◆ Data supplied ◆

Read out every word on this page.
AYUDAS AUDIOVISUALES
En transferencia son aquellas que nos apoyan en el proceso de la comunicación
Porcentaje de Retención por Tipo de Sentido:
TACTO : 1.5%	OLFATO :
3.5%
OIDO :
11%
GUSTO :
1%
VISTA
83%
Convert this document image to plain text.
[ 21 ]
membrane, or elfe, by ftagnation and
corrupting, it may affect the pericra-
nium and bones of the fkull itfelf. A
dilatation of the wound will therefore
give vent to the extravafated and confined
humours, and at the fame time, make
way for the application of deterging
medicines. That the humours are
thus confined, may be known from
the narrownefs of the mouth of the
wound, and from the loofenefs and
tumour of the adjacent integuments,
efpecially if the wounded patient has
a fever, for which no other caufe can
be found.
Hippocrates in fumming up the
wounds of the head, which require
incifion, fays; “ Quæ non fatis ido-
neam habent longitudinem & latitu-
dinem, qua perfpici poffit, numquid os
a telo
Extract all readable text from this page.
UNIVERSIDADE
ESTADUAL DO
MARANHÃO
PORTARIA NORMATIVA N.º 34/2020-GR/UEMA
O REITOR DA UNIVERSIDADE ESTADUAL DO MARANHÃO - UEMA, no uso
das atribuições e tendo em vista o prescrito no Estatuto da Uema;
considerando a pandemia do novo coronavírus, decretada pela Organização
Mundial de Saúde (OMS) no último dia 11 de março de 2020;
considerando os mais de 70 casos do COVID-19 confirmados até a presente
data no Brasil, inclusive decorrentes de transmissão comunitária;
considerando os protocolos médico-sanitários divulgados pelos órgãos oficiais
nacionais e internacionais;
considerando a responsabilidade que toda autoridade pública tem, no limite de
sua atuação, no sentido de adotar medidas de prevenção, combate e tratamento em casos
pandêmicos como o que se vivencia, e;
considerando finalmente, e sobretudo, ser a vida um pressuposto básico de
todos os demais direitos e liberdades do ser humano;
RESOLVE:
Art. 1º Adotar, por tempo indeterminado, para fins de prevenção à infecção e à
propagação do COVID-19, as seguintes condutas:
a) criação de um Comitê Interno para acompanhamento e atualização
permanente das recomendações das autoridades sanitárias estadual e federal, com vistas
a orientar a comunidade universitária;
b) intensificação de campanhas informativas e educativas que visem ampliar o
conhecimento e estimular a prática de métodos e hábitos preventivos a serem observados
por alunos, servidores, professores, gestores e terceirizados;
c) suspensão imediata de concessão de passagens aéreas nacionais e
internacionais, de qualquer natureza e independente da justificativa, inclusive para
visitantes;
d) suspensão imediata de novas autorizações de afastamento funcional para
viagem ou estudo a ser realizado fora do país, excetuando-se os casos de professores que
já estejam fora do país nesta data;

◆ Stated task ◆
Please set down each line of the records exactly as given.

◆ Problem solution ◆
Read out every word on this page.
AYUDAS AUDIOVISUALES
En transferencia son aquellas que nos apoyan en el proceso de la comunicación
Porcentaje de Retención por Tipo de Sentido:
TACTO : 1.5%	OLFATO :
3.5%
OIDO :
11%
GUSTO :
1%
VISTA
83%
Convert this document image to plain text.
[ 21 ]
membrane, or elfe, by ftagnation and
corrupting, it may affect the pericra-
nium and bones of the fkull itfelf. A
dilatation of the wound will therefore
give vent to the extravafated and confined
humours, and at the fame time, make
way for the application of deterging
medicines. That the humours are
thus confined, may be known from
the narrownefs of the mouth of the
wound, and from the loofenefs and
tumour of the adjacent integuments,
efpecially if the wounded patient has
a fever, for which no other caufe can
be found.
Hippocrates in fumming up the
wounds of the head, which require
incifion, fays; “ Quæ non fatis ido-
neam habent longitudinem & latitu-
dinem, qua perfpici poffit, numquid os
a telo
Extract all readable text from this page.
UNIVERSIDADE
ESTADUAL DO
MARANHÃO
PORTARIA NORMATIVA N.º 34/2020-GR/UEMA
O REITOR DA UNIVERSIDADE ESTADUAL DO MARANHÃO - UEMA, no uso
das atribuições e tendo em vista o prescrito no Estatuto da Uema;
considerando a pandemia do novo coronavírus, decretada pela Organização
Mundial de Saúde (OMS) no último dia 11 de março de 2020;
considerando os mais de 70 casos do COVID-19 confirmados até a presente
data no Brasil, inclusive decorrentes de transmissão comunitária;
considerando os protocolos médico-sanitários divulgados pelos órgãos oficiais
nacionais e internacionais;
considerando a responsabilidade que toda autoridade pública tem, no limite de
sua atuação, no sentido de adotar medidas de prevenção, combate e tratamento em casos
pandêmicos como o que se vivencia, e;
considerando finalmente, e sobretudo, ser a vida um pressuposto básico de
todos os demais direitos e liberdades do ser humano;
RESOLVE:
Art. 1º Adotar, por tempo indeterminado, para fins de prevenção à infecção e à
propagação do COVID-19, as seguintes condutas:
a) criação de um Comitê Interno para acompanhamento e atualização
permanente das recomendações das autoridades sanitárias estadual e federal, com vistas
a orientar a comunidade universitária;
b) intensificação de campanhas informativas e educativas que visem ampliar o
conhecimento e estimular a prática de métodos e hábitos preventivos a serem observados
por alunos, servidores, professores, gestores e terceirizados;
c) suspensão imediata de concessão de passagens aéreas nacionais e
internacionais, de qualquer natureza e independente da justificativa, inclusive para
visitantes;
d) suspensão imediata de novas autorizações de afastamento funcional para
viagem ou estudo a ser realizado fora do país, excetuando-se os casos de professores que
já estejam fora do país nesta data;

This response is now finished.